Repeat every record below exactly, but leave out any pictures.
===== PROVIDED INFORMATION =====
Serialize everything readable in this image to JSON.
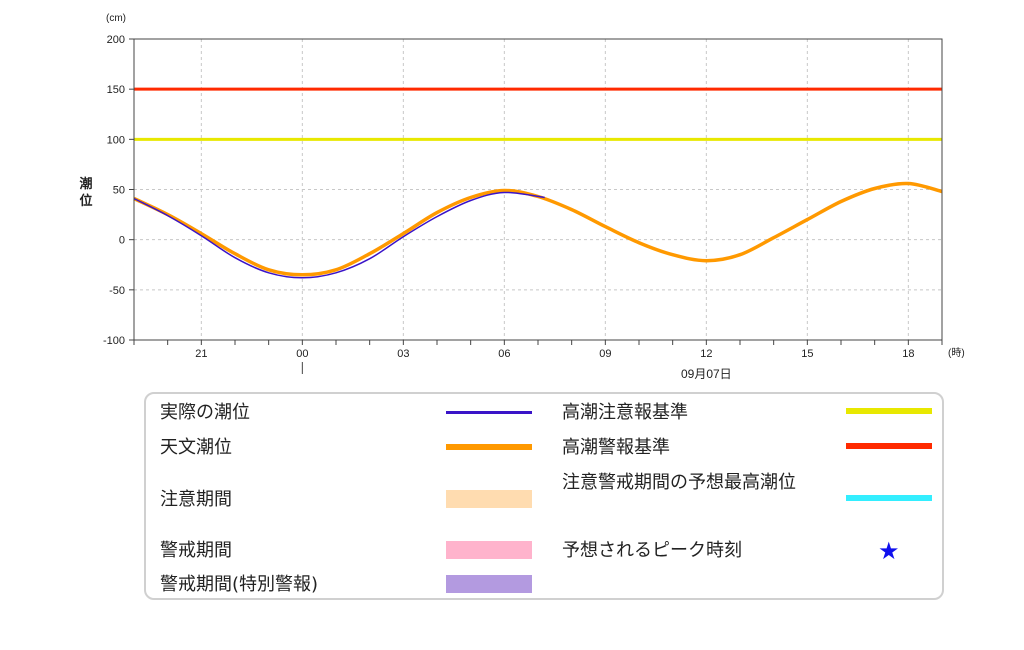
{
  "chart_data": {
    "type": "line",
    "y_unit": "(cm)",
    "x_unit": "(時)",
    "ylabel": "潮位",
    "ylim": [
      -100,
      200
    ],
    "yticks": [
      200,
      150,
      100,
      50,
      0,
      -50,
      -100
    ],
    "x_range_hours": [
      -5.0,
      19.0
    ],
    "x_tick_labels": [
      {
        "h": -3,
        "label": "21"
      },
      {
        "h": 0,
        "label": "00"
      },
      {
        "h": 3,
        "label": "03"
      },
      {
        "h": 6,
        "label": "06"
      },
      {
        "h": 9,
        "label": "09"
      },
      {
        "h": 12,
        "label": "12"
      },
      {
        "h": 15,
        "label": "15"
      },
      {
        "h": 18,
        "label": "18"
      }
    ],
    "date_label": {
      "h": 12,
      "label": "09月07日"
    },
    "thresholds": [
      {
        "name": "高潮警報基準",
        "value": 150,
        "color": "#ff2a00"
      },
      {
        "name": "高潮注意報基準",
        "value": 100,
        "color": "#e8e800"
      }
    ],
    "series": [
      {
        "name": "天文潮位",
        "color": "#ff9900",
        "x": [
          -5,
          -4,
          -3,
          -2,
          -1,
          0,
          1,
          2,
          3,
          4,
          5,
          6,
          7,
          8,
          9,
          10,
          11,
          12,
          13,
          14,
          15,
          16,
          17,
          18,
          19
        ],
        "y": [
          41,
          25,
          6,
          -14,
          -30,
          -35,
          -30,
          -14,
          6,
          27,
          42,
          49,
          43,
          30,
          13,
          -3,
          -15,
          -21,
          -15,
          2,
          20,
          38,
          51,
          56,
          48
        ]
      },
      {
        "name": "実際の潮位",
        "color": "#3a14c8",
        "x": [
          -5,
          -4,
          -3,
          -2,
          -1,
          0,
          1,
          2,
          3,
          4,
          5,
          6,
          7.2
        ],
        "y": [
          41,
          24,
          4,
          -18,
          -33,
          -38,
          -33,
          -19,
          3,
          23,
          39,
          47,
          42
        ]
      }
    ]
  },
  "legend": {
    "actual_label": "実際の潮位",
    "actual_color": "#3a14c8",
    "astro_label": "天文潮位",
    "astro_color": "#ff9900",
    "caution_period_label": "注意期間",
    "caution_period_color": "#ffdcb0",
    "warning_period_label": "警戒期間",
    "warning_period_color": "#ffb3cc",
    "special_period_label": "警戒期間(特別警報)",
    "special_period_color": "#b39ae0",
    "caution_std_label": "高潮注意報基準",
    "caution_std_color": "#e8e800",
    "warning_std_label": "高潮警報基準",
    "warning_std_color": "#ff2a00",
    "forecast_max_label": "注意警戒期間の予想最高潮位",
    "forecast_max_color": "#33eeff",
    "peak_time_label": "予想されるピーク時刻",
    "peak_star": "★",
    "peak_star_color": "#1010ee"
  }
}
=====
* [PROBLEM SOLUTION]:
Serialize everything readable in this image to JSON.
{
  "chart_data": {
    "type": "line",
    "y_unit": "(cm)",
    "x_unit": "(時)",
    "ylabel": "潮位",
    "ylim": [
      -100,
      200
    ],
    "yticks": [
      200,
      150,
      100,
      50,
      0,
      -50,
      -100
    ],
    "x_range_hours": [
      -5.0,
      19.0
    ],
    "x_tick_labels": [
      {
        "h": -3,
        "label": "21"
      },
      {
        "h": 0,
        "label": "00"
      },
      {
        "h": 3,
        "label": "03"
      },
      {
        "h": 6,
        "label": "06"
      },
      {
        "h": 9,
        "label": "09"
      },
      {
        "h": 12,
        "label": "12"
      },
      {
        "h": 15,
        "label": "15"
      },
      {
        "h": 18,
        "label": "18"
      }
    ],
    "date_label": {
      "h": 12,
      "label": "09月07日"
    },
    "thresholds": [
      {
        "name": "高潮警報基準",
        "value": 150,
        "color": "#ff2a00"
      },
      {
        "name": "高潮注意報基準",
        "value": 100,
        "color": "#e8e800"
      }
    ],
    "series": [
      {
        "name": "天文潮位",
        "color": "#ff9900",
        "x": [
          -5,
          -4,
          -3,
          -2,
          -1,
          0,
          1,
          2,
          3,
          4,
          5,
          6,
          7,
          8,
          9,
          10,
          11,
          12,
          13,
          14,
          15,
          16,
          17,
          18,
          19
        ],
        "y": [
          41,
          25,
          6,
          -14,
          -30,
          -35,
          -30,
          -14,
          6,
          27,
          42,
          49,
          43,
          30,
          13,
          -3,
          -15,
          -21,
          -15,
          2,
          20,
          38,
          51,
          56,
          48
        ]
      },
      {
        "name": "実際の潮位",
        "color": "#3a14c8",
        "x": [
          -5,
          -4,
          -3,
          -2,
          -1,
          0,
          1,
          2,
          3,
          4,
          5,
          6,
          7.2
        ],
        "y": [
          41,
          24,
          4,
          -18,
          -33,
          -38,
          -33,
          -19,
          3,
          23,
          39,
          47,
          42
        ]
      }
    ]
  },
  "legend": {
    "actual_label": "実際の潮位",
    "actual_color": "#3a14c8",
    "astro_label": "天文潮位",
    "astro_color": "#ff9900",
    "caution_period_label": "注意期間",
    "caution_period_color": "#ffdcb0",
    "warning_period_label": "警戒期間",
    "warning_period_color": "#ffb3cc",
    "special_period_label": "警戒期間(特別警報)",
    "special_period_color": "#b39ae0",
    "caution_std_label": "高潮注意報基準",
    "caution_std_color": "#e8e800",
    "warning_std_label": "高潮警報基準",
    "warning_std_color": "#ff2a00",
    "forecast_max_label": "注意警戒期間の予想最高潮位",
    "forecast_max_color": "#33eeff",
    "peak_time_label": "予想されるピーク時刻",
    "peak_star": "★",
    "peak_star_color": "#1010ee"
  }
}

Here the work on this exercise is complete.